### RECORDS SUPPLIED

------------------------------------------------

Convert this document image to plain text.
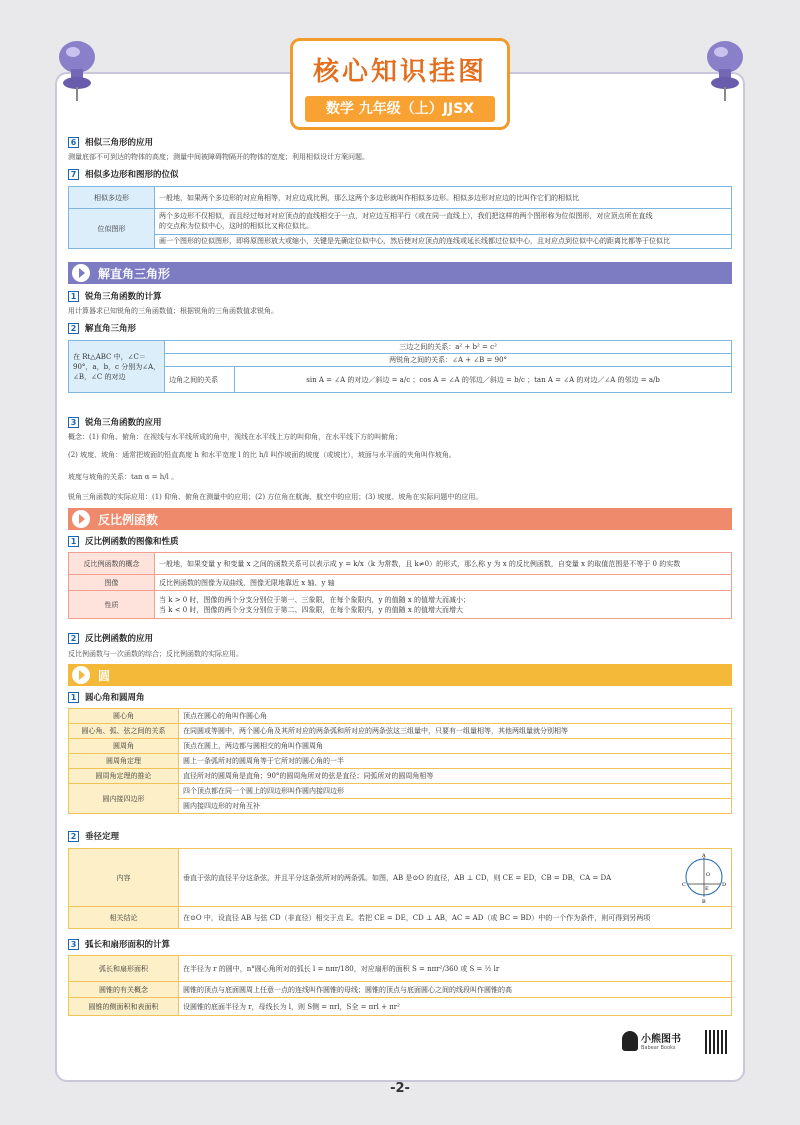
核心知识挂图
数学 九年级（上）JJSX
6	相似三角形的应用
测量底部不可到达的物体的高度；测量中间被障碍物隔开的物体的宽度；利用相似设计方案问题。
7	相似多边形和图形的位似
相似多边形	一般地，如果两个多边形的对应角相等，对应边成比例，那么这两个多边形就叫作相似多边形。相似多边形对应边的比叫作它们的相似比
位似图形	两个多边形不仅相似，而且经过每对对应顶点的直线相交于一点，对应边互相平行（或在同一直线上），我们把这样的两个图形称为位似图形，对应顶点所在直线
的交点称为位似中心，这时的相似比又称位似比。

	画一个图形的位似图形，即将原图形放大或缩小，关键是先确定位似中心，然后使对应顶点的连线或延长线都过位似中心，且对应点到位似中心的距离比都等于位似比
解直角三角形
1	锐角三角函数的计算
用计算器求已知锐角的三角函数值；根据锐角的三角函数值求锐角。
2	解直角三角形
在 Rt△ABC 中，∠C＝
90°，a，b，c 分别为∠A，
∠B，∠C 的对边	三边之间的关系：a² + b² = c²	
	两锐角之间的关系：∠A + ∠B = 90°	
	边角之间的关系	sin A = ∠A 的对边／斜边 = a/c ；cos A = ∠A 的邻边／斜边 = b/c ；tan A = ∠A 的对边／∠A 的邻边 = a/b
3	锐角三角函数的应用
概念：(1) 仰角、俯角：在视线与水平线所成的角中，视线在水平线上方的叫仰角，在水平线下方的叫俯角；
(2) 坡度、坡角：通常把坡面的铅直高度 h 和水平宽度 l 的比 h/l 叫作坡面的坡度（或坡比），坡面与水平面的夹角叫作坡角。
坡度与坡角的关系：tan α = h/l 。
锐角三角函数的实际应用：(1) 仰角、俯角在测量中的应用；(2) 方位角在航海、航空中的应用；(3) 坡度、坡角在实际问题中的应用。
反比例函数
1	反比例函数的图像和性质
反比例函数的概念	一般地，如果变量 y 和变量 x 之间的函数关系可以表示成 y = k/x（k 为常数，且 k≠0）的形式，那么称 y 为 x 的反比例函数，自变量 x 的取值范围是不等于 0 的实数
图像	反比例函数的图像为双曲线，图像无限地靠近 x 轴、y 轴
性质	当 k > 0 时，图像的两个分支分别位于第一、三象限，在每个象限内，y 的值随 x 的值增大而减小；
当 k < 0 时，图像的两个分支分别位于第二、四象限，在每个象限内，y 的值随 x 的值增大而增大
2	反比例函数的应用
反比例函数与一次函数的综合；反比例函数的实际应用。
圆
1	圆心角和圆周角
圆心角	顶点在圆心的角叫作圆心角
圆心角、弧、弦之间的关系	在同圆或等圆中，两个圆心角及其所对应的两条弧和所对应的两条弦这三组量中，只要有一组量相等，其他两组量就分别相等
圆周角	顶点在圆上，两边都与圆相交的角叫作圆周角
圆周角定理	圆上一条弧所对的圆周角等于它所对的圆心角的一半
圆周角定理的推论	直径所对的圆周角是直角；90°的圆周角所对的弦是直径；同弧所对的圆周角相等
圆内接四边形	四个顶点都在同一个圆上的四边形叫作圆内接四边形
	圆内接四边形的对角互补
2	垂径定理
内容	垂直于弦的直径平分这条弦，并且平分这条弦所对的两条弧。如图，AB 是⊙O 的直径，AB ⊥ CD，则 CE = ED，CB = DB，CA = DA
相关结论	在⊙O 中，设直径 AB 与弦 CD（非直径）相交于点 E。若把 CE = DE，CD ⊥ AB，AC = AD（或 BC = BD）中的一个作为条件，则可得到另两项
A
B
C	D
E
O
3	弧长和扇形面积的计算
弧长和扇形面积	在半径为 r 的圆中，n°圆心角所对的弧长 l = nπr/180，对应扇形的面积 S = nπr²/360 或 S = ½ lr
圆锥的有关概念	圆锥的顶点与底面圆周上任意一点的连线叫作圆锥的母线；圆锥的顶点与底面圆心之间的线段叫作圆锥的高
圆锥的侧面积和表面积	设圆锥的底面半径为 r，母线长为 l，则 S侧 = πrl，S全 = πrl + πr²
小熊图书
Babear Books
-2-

------------------------------------------------

Copy every line above that includes the string "在每个象限内".

性质	当 k > 0 时，图像的两个分支分别位于第一、三象限，在每个象限内，y 的值随 x 的值增大而减小；
当 k < 0 时，图像的两个分支分别位于第二、四象限，在每个象限内，y 的值随 x 的值增大而增大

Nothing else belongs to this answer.